*** Extracted entries ***

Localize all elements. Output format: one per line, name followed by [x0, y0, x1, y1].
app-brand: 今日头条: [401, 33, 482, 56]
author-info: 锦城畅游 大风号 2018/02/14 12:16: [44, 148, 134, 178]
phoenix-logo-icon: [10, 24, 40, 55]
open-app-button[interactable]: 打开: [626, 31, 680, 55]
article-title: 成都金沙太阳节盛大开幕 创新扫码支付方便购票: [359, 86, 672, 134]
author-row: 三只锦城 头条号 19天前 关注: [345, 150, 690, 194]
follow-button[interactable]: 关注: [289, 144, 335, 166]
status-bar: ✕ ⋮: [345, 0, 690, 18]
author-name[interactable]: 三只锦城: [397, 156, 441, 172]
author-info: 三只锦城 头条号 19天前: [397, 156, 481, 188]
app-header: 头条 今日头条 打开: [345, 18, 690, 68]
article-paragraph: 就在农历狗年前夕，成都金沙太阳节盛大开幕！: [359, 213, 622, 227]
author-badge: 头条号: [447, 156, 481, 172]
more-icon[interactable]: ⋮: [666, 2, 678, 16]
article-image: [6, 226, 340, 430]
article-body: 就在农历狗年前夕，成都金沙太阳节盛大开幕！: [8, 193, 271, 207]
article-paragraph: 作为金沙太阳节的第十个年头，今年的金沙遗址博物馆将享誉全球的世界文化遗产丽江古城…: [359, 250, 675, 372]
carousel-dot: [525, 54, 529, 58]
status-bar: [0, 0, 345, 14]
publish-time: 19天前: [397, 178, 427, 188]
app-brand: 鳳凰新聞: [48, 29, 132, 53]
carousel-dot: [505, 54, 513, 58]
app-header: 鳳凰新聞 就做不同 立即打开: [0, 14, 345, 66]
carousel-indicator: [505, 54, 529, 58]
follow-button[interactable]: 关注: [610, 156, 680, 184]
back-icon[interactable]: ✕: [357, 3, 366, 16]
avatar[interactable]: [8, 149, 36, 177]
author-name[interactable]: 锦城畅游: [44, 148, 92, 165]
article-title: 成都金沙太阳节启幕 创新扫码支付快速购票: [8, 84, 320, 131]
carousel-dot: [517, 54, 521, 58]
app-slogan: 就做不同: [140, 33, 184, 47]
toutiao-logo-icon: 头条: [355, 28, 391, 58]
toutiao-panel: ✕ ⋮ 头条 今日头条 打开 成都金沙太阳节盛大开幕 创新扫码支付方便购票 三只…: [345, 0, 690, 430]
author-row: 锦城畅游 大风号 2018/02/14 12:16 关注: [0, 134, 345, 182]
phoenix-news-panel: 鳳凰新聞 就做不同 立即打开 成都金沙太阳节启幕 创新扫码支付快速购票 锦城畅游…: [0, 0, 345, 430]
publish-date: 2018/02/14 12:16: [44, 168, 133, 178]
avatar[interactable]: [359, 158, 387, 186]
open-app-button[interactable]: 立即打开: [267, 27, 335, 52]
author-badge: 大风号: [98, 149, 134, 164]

***

What to work on
Reproduce every line of the listing above, replacing each occurrence of "carousel-dot" with "pager-dot" and leaving all other text unchanged.

Worked answer
Localize all elements. Output format: one per line, name followed by [x0, y0, x1, y1].
app-brand: 今日头条: [401, 33, 482, 56]
author-info: 锦城畅游 大风号 2018/02/14 12:16: [44, 148, 134, 178]
phoenix-logo-icon: [10, 24, 40, 55]
open-app-button[interactable]: 打开: [626, 31, 680, 55]
article-title: 成都金沙太阳节盛大开幕 创新扫码支付方便购票: [359, 86, 672, 134]
author-row: 三只锦城 头条号 19天前 关注: [345, 150, 690, 194]
follow-button[interactable]: 关注: [289, 144, 335, 166]
status-bar: ✕ ⋮: [345, 0, 690, 18]
author-name[interactable]: 三只锦城: [397, 156, 441, 172]
author-info: 三只锦城 头条号 19天前: [397, 156, 481, 188]
app-header: 头条 今日头条 打开: [345, 18, 690, 68]
article-paragraph: 就在农历狗年前夕，成都金沙太阳节盛大开幕！: [359, 213, 622, 227]
author-badge: 头条号: [447, 156, 481, 172]
more-icon[interactable]: ⋮: [666, 2, 678, 16]
article-image: [6, 226, 340, 430]
article-body: 就在农历狗年前夕，成都金沙太阳节盛大开幕！: [8, 193, 271, 207]
article-paragraph: 作为金沙太阳节的第十个年头，今年的金沙遗址博物馆将享誉全球的世界文化遗产丽江古城…: [359, 250, 675, 372]
pager-dot: [525, 54, 529, 58]
status-bar: [0, 0, 345, 14]
publish-time: 19天前: [397, 178, 427, 188]
app-brand: 鳳凰新聞: [48, 29, 132, 53]
pager-dot: [505, 54, 513, 58]
app-header: 鳳凰新聞 就做不同 立即打开: [0, 14, 345, 66]
carousel-indicator: [505, 54, 529, 58]
follow-button[interactable]: 关注: [610, 156, 680, 184]
back-icon[interactable]: ✕: [357, 3, 366, 16]
avatar[interactable]: [8, 149, 36, 177]
author-name[interactable]: 锦城畅游: [44, 148, 92, 165]
article-title: 成都金沙太阳节启幕 创新扫码支付快速购票: [8, 84, 320, 131]
pager-dot: [517, 54, 521, 58]
app-slogan: 就做不同: [140, 33, 184, 47]
toutiao-logo-icon: 头条: [355, 28, 391, 58]
toutiao-panel: ✕ ⋮ 头条 今日头条 打开 成都金沙太阳节盛大开幕 创新扫码支付方便购票 三只…: [345, 0, 690, 430]
author-row: 锦城畅游 大风号 2018/02/14 12:16 关注: [0, 134, 345, 182]
phoenix-news-panel: 鳳凰新聞 就做不同 立即打开 成都金沙太阳节启幕 创新扫码支付快速购票 锦城畅游…: [0, 0, 345, 430]
publish-date: 2018/02/14 12:16: [44, 168, 133, 178]
avatar[interactable]: [359, 158, 387, 186]
open-app-button[interactable]: 立即打开: [267, 27, 335, 52]
author-badge: 大风号: [98, 149, 134, 164]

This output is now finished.